>> Begin Excerpted data

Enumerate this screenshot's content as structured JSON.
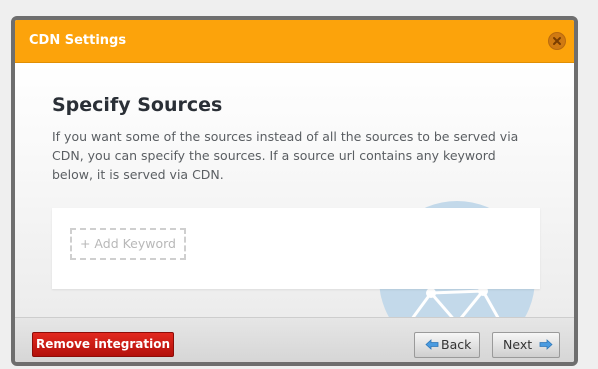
{
  "dialog": {
    "title": "CDN Settings",
    "close_icon": "close-icon"
  },
  "content": {
    "heading": "Specify Sources",
    "description": "If you want some of the sources instead of all the sources to be served via CDN, you can specify the sources. If a source url contains any keyword below, it is served via CDN.",
    "add_keyword_placeholder": "+ Add Keyword"
  },
  "footer": {
    "remove_label": "Remove integration",
    "back_label": "Back",
    "next_label": "Next"
  },
  "colors": {
    "titlebar": "#fca30b",
    "remove_button": "#c8170f",
    "arrow": "#4a9be0"
  }
}
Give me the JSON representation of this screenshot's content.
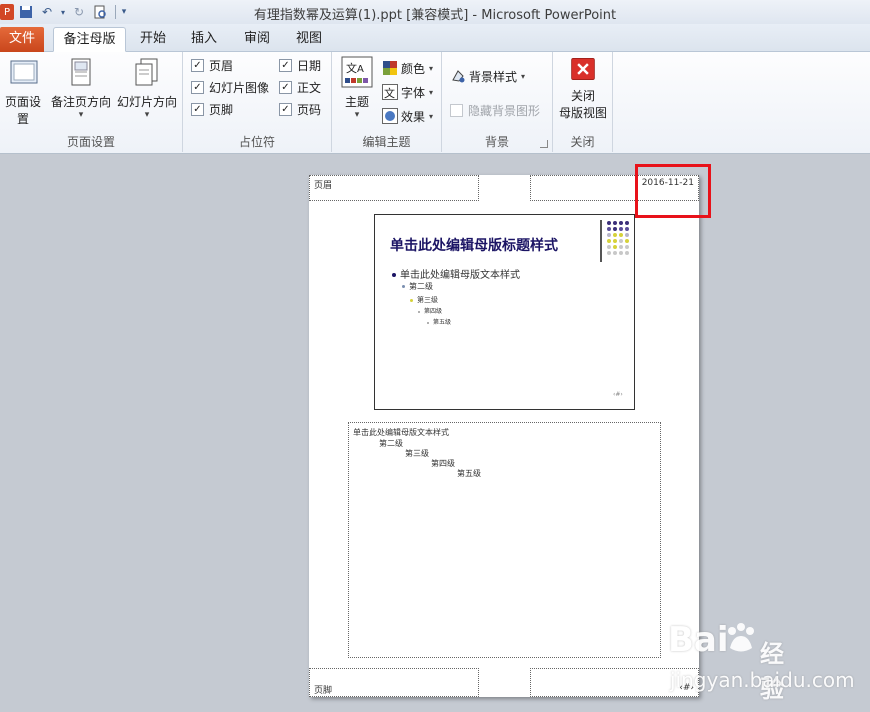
{
  "window": {
    "title": "有理指数幂及运算(1).ppt [兼容模式] - Microsoft PowerPoint"
  },
  "tabs": [
    {
      "label": "文件"
    },
    {
      "label": "备注母版"
    },
    {
      "label": "开始"
    },
    {
      "label": "插入"
    },
    {
      "label": "审阅"
    },
    {
      "label": "视图"
    }
  ],
  "ribbon": {
    "page_setup": {
      "label": "页面设置",
      "buttons": [
        "页面设置",
        "备注页方向",
        "幻灯片方向"
      ]
    },
    "placeholders": {
      "label": "占位符",
      "checks": [
        {
          "label": "页眉",
          "checked": true
        },
        {
          "label": "日期",
          "checked": true
        },
        {
          "label": "幻灯片图像",
          "checked": true
        },
        {
          "label": "正文",
          "checked": true
        },
        {
          "label": "页脚",
          "checked": true
        },
        {
          "label": "页码",
          "checked": true
        }
      ]
    },
    "edit_theme": {
      "label": "编辑主题",
      "theme": "主题",
      "colors": "颜色",
      "fonts": "字体",
      "effects": "效果"
    },
    "background": {
      "label": "背景",
      "styles": "背景样式",
      "hide_graphics": "隐藏背景图形"
    },
    "close": {
      "label": "关闭",
      "button_line1": "关闭",
      "button_line2": "母版视图"
    }
  },
  "notes_page": {
    "header": "页眉",
    "date": "2016-11-21",
    "footer": "页脚",
    "page_number": "‹#›",
    "slide": {
      "title": "单击此处编辑母版标题样式",
      "levels": [
        "单击此处编辑母版文本样式",
        "第二级",
        "第三级",
        "第四级",
        "第五级"
      ],
      "slide_number": "‹#›"
    },
    "notes": [
      "单击此处编辑母版文本样式",
      "第二级",
      "第三级",
      "第四级",
      "第五级"
    ]
  },
  "watermark": {
    "brand": "Bai",
    "brand2": "经验",
    "url": "jingyan.baidu.com"
  },
  "colors": {
    "highlight": "#e8121a",
    "file_tab": "#d4552a",
    "title": "#1b1464"
  }
}
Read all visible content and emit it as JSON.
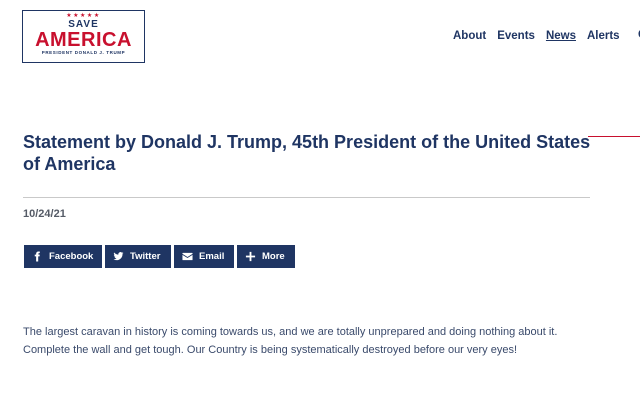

>> End Excerpted data

• **Aim of the exercise**
Repeat the records above exactly, leaving out the pictures.

• **Written answer**
Enumerate this screenshot's content as structured JSON.
{
  "dialog": {
    "title": "CDN Settings",
    "close_icon": "close-icon"
  },
  "content": {
    "heading": "Specify Sources",
    "description": "If you want some of the sources instead of all the sources to be served via CDN, you can specify the sources. If a source url contains any keyword below, it is served via CDN.",
    "add_keyword_placeholder": "+ Add Keyword"
  },
  "footer": {
    "remove_label": "Remove integration",
    "back_label": "Back",
    "next_label": "Next"
  },
  "colors": {
    "titlebar": "#fca30b",
    "remove_button": "#c8170f",
    "arrow": "#4a9be0"
  }
}
Give me the JSON representation of this screenshot's content.
{
  "window": {
    "title": "有理指数幂及运算(1).ppt [兼容模式] - Microsoft PowerPoint"
  },
  "tabs": [
    {
      "label": "文件"
    },
    {
      "label": "备注母版"
    },
    {
      "label": "开始"
    },
    {
      "label": "插入"
    },
    {
      "label": "审阅"
    },
    {
      "label": "视图"
    }
  ],
  "ribbon": {
    "page_setup": {
      "label": "页面设置",
      "buttons": [
        "页面设置",
        "备注页方向",
        "幻灯片方向"
      ]
    },
    "placeholders": {
      "label": "占位符",
      "checks": [
        {
          "label": "页眉",
          "checked": true
        },
        {
          "label": "日期",
          "checked": true
        },
        {
          "label": "幻灯片图像",
          "checked": true
        },
        {
          "label": "正文",
          "checked": true
        },
        {
          "label": "页脚",
          "checked": true
        },
        {
          "label": "页码",
          "checked": true
        }
      ]
    },
    "edit_theme": {
      "label": "编辑主题",
      "theme": "主题",
      "colors": "颜色",
      "fonts": "字体",
      "effects": "效果"
    },
    "background": {
      "label": "背景",
      "styles": "背景样式",
      "hide_graphics": "隐藏背景图形"
    },
    "close": {
      "label": "关闭",
      "button_line1": "关闭",
      "button_line2": "母版视图"
    }
  },
  "notes_page": {
    "header": "页眉",
    "date": "2016-11-21",
    "footer": "页脚",
    "page_number": "‹#›",
    "slide": {
      "title": "单击此处编辑母版标题样式",
      "levels": [
        "单击此处编辑母版文本样式",
        "第二级",
        "第三级",
        "第四级",
        "第五级"
      ],
      "slide_number": "‹#›"
    },
    "notes": [
      "单击此处编辑母版文本样式",
      "第二级",
      "第三级",
      "第四级",
      "第五级"
    ]
  },
  "watermark": {
    "brand": "Bai",
    "brand2": "经验",
    "url": "jingyan.baidu.com"
  },
  "colors": {
    "highlight": "#e8121a",
    "file_tab": "#d4552a",
    "title": "#1b1464"
  }
}
Read all visible content and emit it as JSON.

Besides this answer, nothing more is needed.